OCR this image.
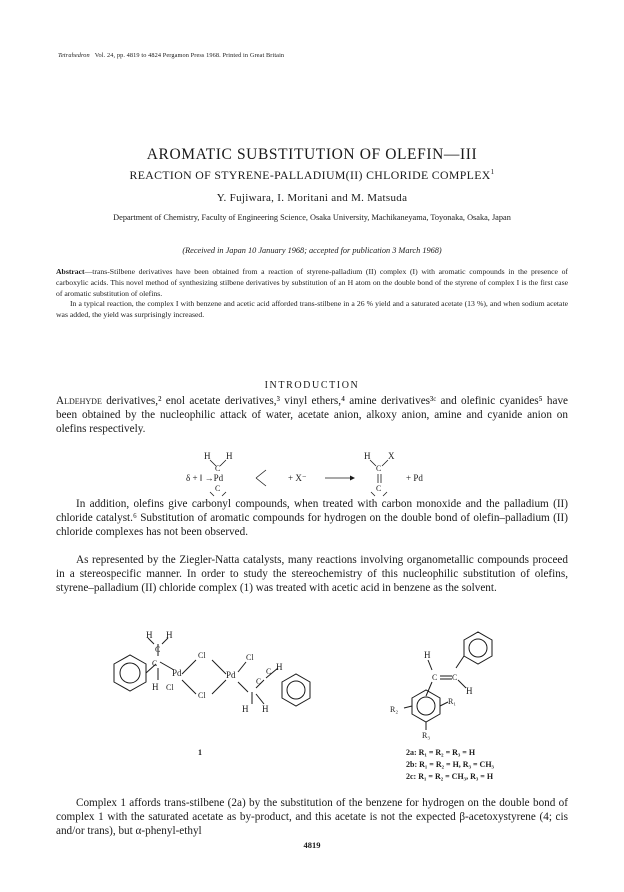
Tetrahedron Vol. 24, pp. 4819 to 4824 Pergamon Press 1968. Printed in Great Britain
AROMATIC SUBSTITUTION OF OLEFIN—III
REACTION OF STYRENE-PALLADIUM(II) CHLORIDE COMPLEX$^1$
Y. Fujiwara, I. Moritani and M. Matsuda
Department of Chemistry, Faculty of Engineering Science, Osaka University, Machikaneyama, Toyonaka, Osaka, Japan
(Received in Japan 10 January 1968; accepted for publication 3 March 1968)

Abstract—trans-Stilbene derivatives have been obtained from a reaction of styrene-palladium (II) complex (I) with aromatic compounds in the presence of carboxylic acids. This novel method of synthesizing stilbene derivatives by substitution of an H atom on the double bond of the styrene of complex I is the first case of aromatic substitution of olefins.

In a typical reaction, the complex I with benzene and acetic acid afforded trans-stilbene in a 26 % yield and a saturated acetate (13 %), and when sodium acetate was added, the yield was surprisingly increased.

INTRODUCTION

Aldehyde derivatives,² enol acetate derivatives,³ vinyl ethers,⁴ amine derivatives³ᶜ and olefinic cyanides⁵ have been obtained by the nucleophilic attack of water, acetate anion, alkoxy anion, amine and cyanide anion on olefins respectively.

H H
C
δ + ‖ →Pd
C
+ X⁻
H X
C
C
+ Pd

In addition, olefins give carbonyl compounds, when treated with carbon monoxide and the palladium (II) chloride catalyst.⁶ Substitution of aromatic compounds for hydrogen on the double bond of olefin–palladium (II) chloride complexes has not been observed.

As represented by the Ziegler-Natta catalysts, many reactions involving organometallic compounds proceed in a stereospecific manner. In order to study the stereochemistry of this nucleophilic substitution of olefins, styrene–palladium (II) chloride complex (1) was treated with acetic acid in benzene as the solvent.

H H
C
C
Pd
Cl
Cl
Pd
Cl
H Cl
C
C H
H H
1
H
C C
H
R₁
R₂
R₃
2a: R₁ = R₂ = R₃ = H
2b: R₁ = R₂ = H, R₃ = CH₃
2c: R₁ = R₂ = CH₃, R₃ = H

Complex 1 affords trans-stilbene (2a) by the substitution of the benzene for hydrogen on the double bond of complex 1 with the saturated acetate as by-product, and this acetate is not the expected β-acetoxystyrene (4; cis and/or trans), but α-phenyl-ethyl

4819
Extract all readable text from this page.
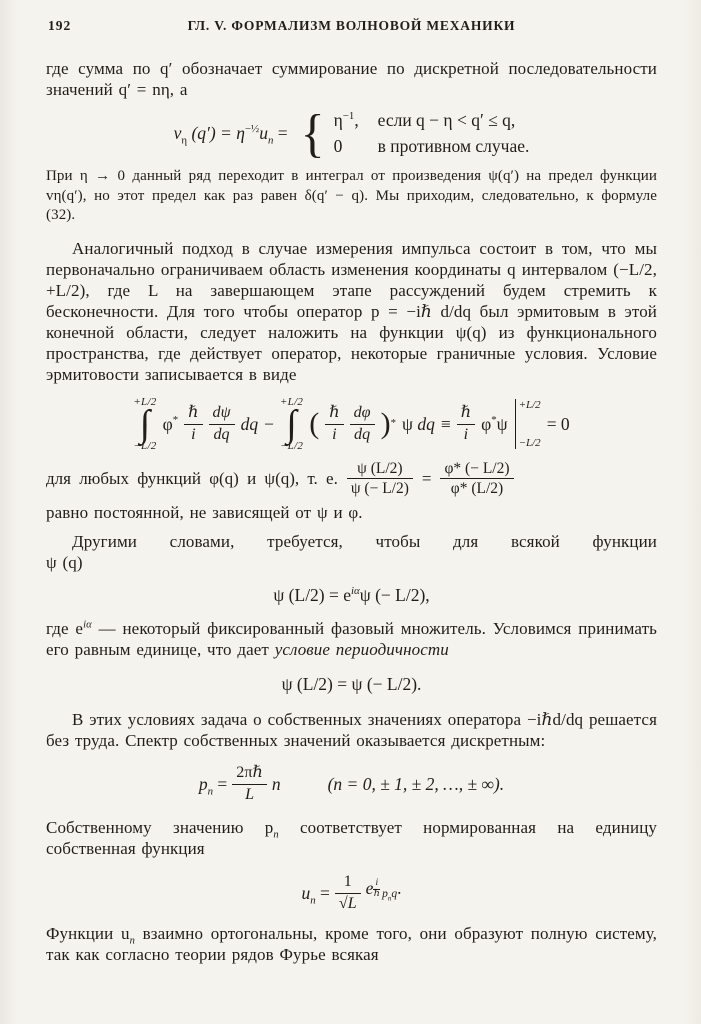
192	ГЛ. V. ФОРМАЛИЗМ ВОЛНОВОЙ МЕХАНИКИ

где сумма по q′ обозначает суммирование по дискретной последовательности значений q′ = nη, а

$v_\eta$ $(q') = \eta^{-\frac{1}{2}}u_n$ = { $\eta^{-1}$,	если q − η < q′ ≤ q,
0	в противном случае.

При η → 0 данный ряд переходит в интеграл от произведения ψ(q′) на предел функции vη(q′), но этот предел как раз равен δ(q′ − q). Мы приходим, следовательно, к формуле (32).

Аналогичный подход в случае измерения импульса состоит в том, что мы первоначально ограничиваем область изменения координаты q интервалом (−L/2, +L/2), где L на завершающем этапе рассуждений будем стремить к бесконечности. Для того чтобы оператор p = −iℏ d/dq был эрмитовым в этой конечной области, следует наложить на функции ψ(q) из функционального пространства, где действует оператор, некоторые граничные условия. Условие эрмитовости записывается в виде

+L/2
∫
−L/2
$\varphi^* \frac{\text{ℏ}}{i} \frac{d\psi}{dq}$ dq −
+L/2
∫
−L/2
( $\frac{\text{ℏ}}{i} \frac{d\varphi}{dq} )^*$ ψ dq ≡ $\frac{\text{ℏ}}{i} \varphi^*\psi$
+L/2
−L/2
= 0
для любых функций φ(q) и ψ(q), т. е. $\frac{\psi (L/2)}{\psi (- L/2)} = \frac{\varphi* (- L/2)}{\varphi* (L/2)}$

равно постоянной, не зависящей от ψ и φ.

Другими словами, требуется, чтобы для всякой функции
ψ (q)

ψ $(L/2) = e^{i\alpha}\psi$ (− L/2),

где $e^{i\alpha}$ — некоторый фиксированный фазовый множитель. Условимся принимать его равным единице, что дает условие периодичности

ψ (L/2) = ψ (− L/2).

В этих условиях задача о собственных значениях оператора −iℏd/dq решается без труда. Спектр собственных значений оказывается дискретным:

$p_n = \frac{\text{2πℏ}}{L}$ n	(n = 0, ± 1, ± 2, …, ± ∞).

Собственному значению $p_n$ соответствует нормированная на единицу собственная функция

$u_n = \frac{1}{√L}$ e $\frac{i}{\text{ℏ}} p_nq$ .

Функции $u_n$ взаимно ортогональны, кроме того, они образуют полную систему, так как согласно теории рядов Фурье всякая
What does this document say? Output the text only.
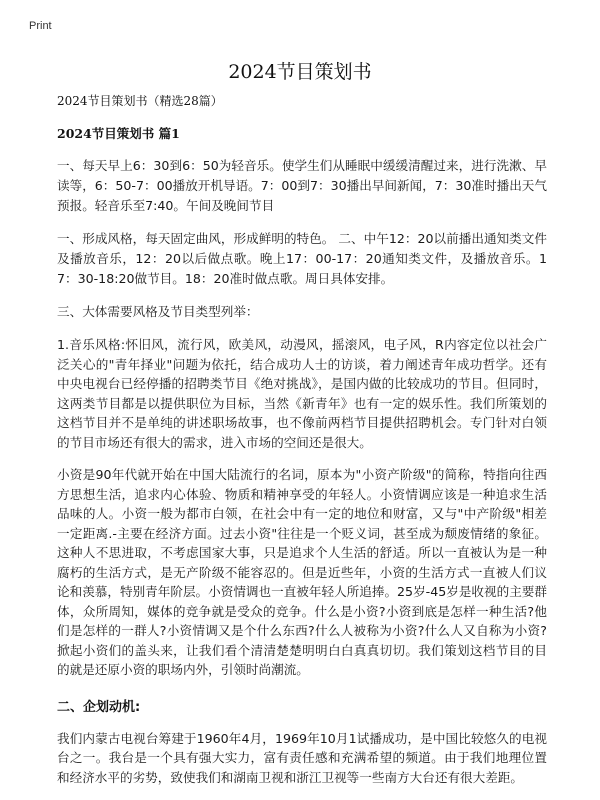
Print
2024节目策划书

2024节目策划书（精选28篇）

2024节目策划书 篇1

一、每天早上6：30到6：50为轻音乐。使学生们从睡眠中缓缓清醒过来，进行洗漱、早读等，6：50-7：00播放开机导语。7：00到7：30播出早间新闻，7：30准时播出天气预报。轻音乐至7:40。午间及晚间节目

一、形成风格，每天固定曲风，形成鲜明的特色。 二、中午12：20以前播出通知类文件及播放音乐，12：20以后做点歌。晚上17：00-17：20通知类文件，及播放音乐。17：30-18:20做节目。18：20准时做点歌。周日具体安排。

三、大体需要风格及节目类型列举：

1.音乐风格:怀旧风，流行风，欧美风，动漫风，摇滚风，电子风，R内容定位以社会广泛关心的"青年择业"问题为依托，结合成功人士的访谈，着力阐述青年成功哲学。还有中央电视台已经停播的招聘类节目《绝对挑战》，是国内做的比较成功的节目。但同时，这两类节目都是以提供职位为目标，当然《新青年》也有一定的娱乐性。我们所策划的这档节目并不是单纯的讲述职场故事，也不像前两档节目提供招聘机会。专门针对白领的节目市场还有很大的需求，进入市场的空间还是很大。

小资是90年代就开始在中国大陆流行的名词，原本为"小资产阶级"的简称，特指向往西方思想生活，追求内心体验、物质和精神享受的年轻人。小资情调应该是一种追求生活品味的人。小资一般为都市白领，在社会中有一定的地位和财富，又与"中产阶级"相差一定距离.-主要在经济方面。过去小资"往往是一个贬义词，甚至成为颓废情绪的象征。这种人不思进取，不考虑国家大事，只是追求个人生活的舒适。所以一直被认为是一种腐朽的生活方式，是无产阶级不能容忍的。但是近些年，小资的生活方式一直被人们议论和羡慕，特别青年阶层。小资情调也一直被年轻人所追捧。25岁-45岁是收视的主要群体，众所周知，媒体的竞争就是受众的竞争。什么是小资?小资到底是怎样一种生活?他们是怎样的一群人?小资情调又是个什么东西?什么人被称为小资?什么人又自称为小资?掀起小资们的盖头来，让我们看个清清楚楚明明白白真真切切。我们策划这档节目的目的就是还原小资的职场内外，引领时尚潮流。

二、企划动机:

我们内蒙古电视台筹建于1960年4月，1969年10月1试播成功，是中国比较悠久的电视台之一。我台是一个具有强大实力，富有责任感和充满希望的频道。由于我们地理位置和经济水平的劣势，致使我们和湖南卫视和浙江卫视等一些南方大台还有很大差距。
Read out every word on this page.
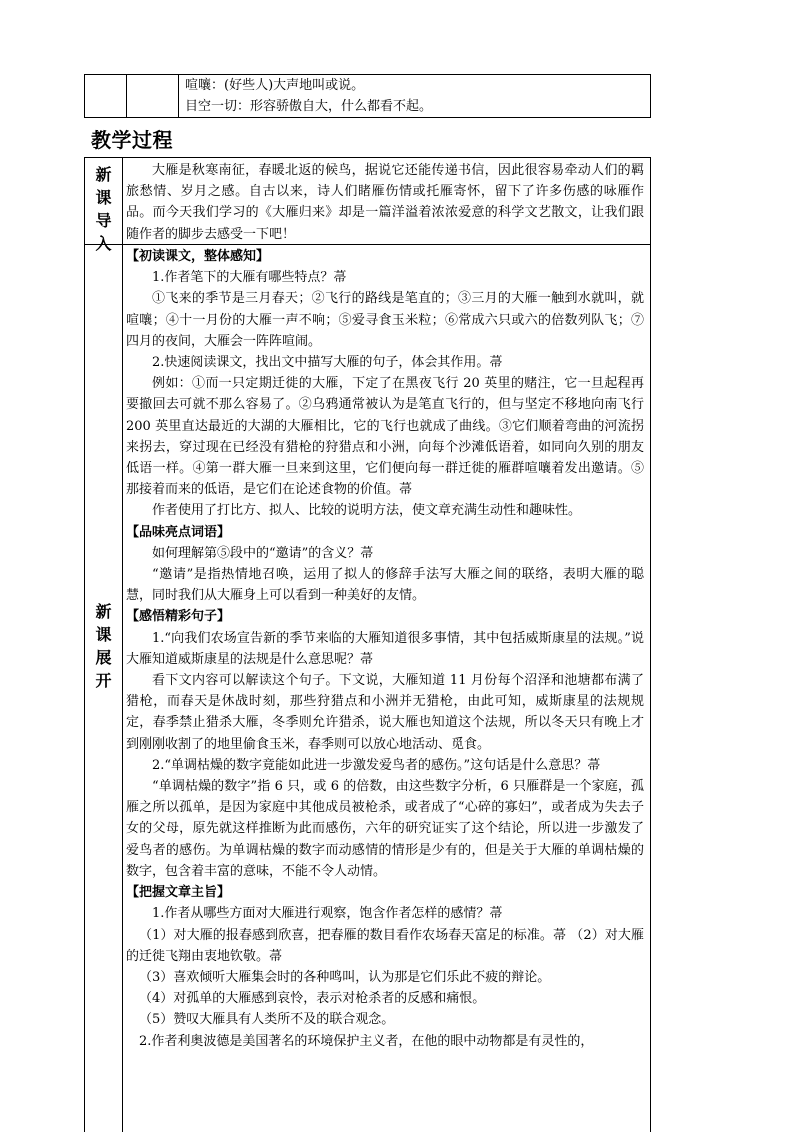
喧嚷：(好些人)大声地叫或说。
目空一切：形容骄傲自大，什么都看不起。
教学过程
新
课
导
入

大雁是秋寒南征，春暖北返的候鸟，据说它还能传递书信，因此很容易牵动人们的羁旅愁情、岁月之感。自古以来，诗人们睹雁伤情或托雁寄怀，留下了许多伤感的咏雁作品。而今天我们学习的《大雁归来》却是一篇洋溢着浓浓爱意的科学文艺散文，让我们跟随作者的脚步去感受一下吧！

新
课
展
开

【初读课文，整体感知】

1.作者笔下的大雁有哪些特点？菷

①飞来的季节是三月春天；②飞行的路线是笔直的；③三月的大雁一触到水就叫，就喧嚷；④十一月份的大雁一声不响；⑤爱寻食玉米粒；⑥常成六只或六的倍数列队飞；⑦四月的夜间，大雁会一阵阵喧闹。

2.快速阅读课文，找出文中描写大雁的句子，体会其作用。菷

例如：①而一只定期迁徙的大雁，下定了在黑夜飞行 20 英里的赌注，它一旦起程再要撤回去可就不那么容易了。②乌鸦通常被认为是笔直飞行的，但与坚定不移地向南飞行 200 英里直达最近的大湖的大雁相比，它的飞行也就成了曲线。③它们顺着弯曲的河流拐来拐去，穿过现在已经没有猎枪的狩猎点和小洲，向每个沙滩低语着，如同向久别的朋友低语一样。④第一群大雁一旦来到这里，它们便向每一群迁徙的雁群喧嚷着发出邀请。⑤那接着而来的低语，是它们在论述食物的价值。菷

作者使用了打比方、拟人、比较的说明方法，使文章充满生动性和趣味性。

【品味亮点词语】

如何理解第⑤段中的“邀请”的含义？菷

“邀请”是指热情地召唤，运用了拟人的修辞手法写大雁之间的联络，表明大雁的聪慧，同时我们从大雁身上可以看到一种美好的友情。

【感悟精彩句子】

1.“向我们农场宣告新的季节来临的大雁知道很多事情，其中包括威斯康星的法规。”说大雁知道威斯康星的法规是什么意思呢？菷

看下文内容可以解读这个句子。下文说，大雁知道 11 月份每个沼泽和池塘都布满了猎枪，而春天是休战时刻，那些狩猎点和小洲并无猎枪，由此可知，威斯康星的法规规定，春季禁止猎杀大雁，冬季则允许猎杀，说大雁也知道这个法规，所以冬天只有晚上才到刚刚收割了的地里偷食玉米，春季则可以放心地活动、觅食。

2.“单调枯燥的数字竟能如此进一步激发爱鸟者的感伤。”这句话是什么意思？菷

“单调枯燥的数字”指 6 只，或 6 的倍数，由这些数字分析，6 只雁群是一个家庭，孤雁之所以孤单，是因为家庭中其他成员被枪杀，或者成了“心碎的寡妇”，或者成为失去子女的父母，原先就这样推断为此而感伤，六年的研究证实了这个结论，所以进一步激发了爱鸟者的感伤。为单调枯燥的数字而动感情的情形是少有的，但是关于大雁的单调枯燥的数字，包含着丰富的意味，不能不令人动情。

【把握文章主旨】

1.作者从哪些方面对大雁进行观察，饱含作者怎样的感情？菷

（1）对大雁的报春感到欣喜，把春雁的数目看作农场春天富足的标准。菷 （2）对大雁的迁徙飞翔由衷地钦敬。菷

（3）喜欢倾听大雁集会时的各种鸣叫，认为那是它们乐此不疲的辩论。

（4）对孤单的大雁感到哀怜，表示对枪杀者的反感和痛恨。

（5）赞叹大雁具有人类所不及的联合观念。

2.作者利奥波德是美国著名的环境保护主义者，在他的眼中动物都是有灵性的，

> Set task
Copy and report every line where the word "page" is present.

> Solution to this exercise
Extract all readable text from this page.
Read out every word on this page.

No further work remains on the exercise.